### Given records

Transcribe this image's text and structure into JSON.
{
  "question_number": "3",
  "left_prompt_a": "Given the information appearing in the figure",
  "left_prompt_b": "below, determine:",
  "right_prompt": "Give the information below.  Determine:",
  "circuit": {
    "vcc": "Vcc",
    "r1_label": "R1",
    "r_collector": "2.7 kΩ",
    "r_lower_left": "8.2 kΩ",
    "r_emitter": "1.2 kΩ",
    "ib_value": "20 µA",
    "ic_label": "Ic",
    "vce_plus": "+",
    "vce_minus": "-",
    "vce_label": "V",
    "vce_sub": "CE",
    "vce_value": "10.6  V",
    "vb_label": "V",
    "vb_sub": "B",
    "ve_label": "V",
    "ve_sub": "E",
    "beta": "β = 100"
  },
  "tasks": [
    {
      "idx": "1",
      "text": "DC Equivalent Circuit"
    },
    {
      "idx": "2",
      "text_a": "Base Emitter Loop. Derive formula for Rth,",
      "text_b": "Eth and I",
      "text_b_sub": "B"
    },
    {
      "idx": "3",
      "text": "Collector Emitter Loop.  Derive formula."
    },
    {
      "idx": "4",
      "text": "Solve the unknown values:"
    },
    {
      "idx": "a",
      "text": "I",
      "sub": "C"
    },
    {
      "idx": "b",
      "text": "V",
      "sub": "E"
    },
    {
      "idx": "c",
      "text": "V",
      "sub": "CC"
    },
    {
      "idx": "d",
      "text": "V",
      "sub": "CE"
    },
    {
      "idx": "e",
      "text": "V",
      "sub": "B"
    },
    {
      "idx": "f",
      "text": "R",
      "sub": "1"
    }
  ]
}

### Exercise goal
All of the data shown above must be copied exactly.

### Solution to the exercise
Transcribe this image's text and structure into JSON.
{
  "question_number": "3",
  "left_prompt_a": "Given the information appearing in the figure",
  "left_prompt_b": "below, determine:",
  "right_prompt": "Give the information below.  Determine:",
  "circuit": {
    "vcc": "Vcc",
    "r1_label": "R1",
    "r_collector": "2.7 kΩ",
    "r_lower_left": "8.2 kΩ",
    "r_emitter": "1.2 kΩ",
    "ib_value": "20 µA",
    "ic_label": "Ic",
    "vce_plus": "+",
    "vce_minus": "-",
    "vce_label": "V",
    "vce_sub": "CE",
    "vce_value": "10.6  V",
    "vb_label": "V",
    "vb_sub": "B",
    "ve_label": "V",
    "ve_sub": "E",
    "beta": "β = 100"
  },
  "tasks": [
    {
      "idx": "1",
      "text": "DC Equivalent Circuit"
    },
    {
      "idx": "2",
      "text_a": "Base Emitter Loop. Derive formula for Rth,",
      "text_b": "Eth and I",
      "text_b_sub": "B"
    },
    {
      "idx": "3",
      "text": "Collector Emitter Loop.  Derive formula."
    },
    {
      "idx": "4",
      "text": "Solve the unknown values:"
    },
    {
      "idx": "a",
      "text": "I",
      "sub": "C"
    },
    {
      "idx": "b",
      "text": "V",
      "sub": "E"
    },
    {
      "idx": "c",
      "text": "V",
      "sub": "CC"
    },
    {
      "idx": "d",
      "text": "V",
      "sub": "CE"
    },
    {
      "idx": "e",
      "text": "V",
      "sub": "B"
    },
    {
      "idx": "f",
      "text": "R",
      "sub": "1"
    }
  ]
}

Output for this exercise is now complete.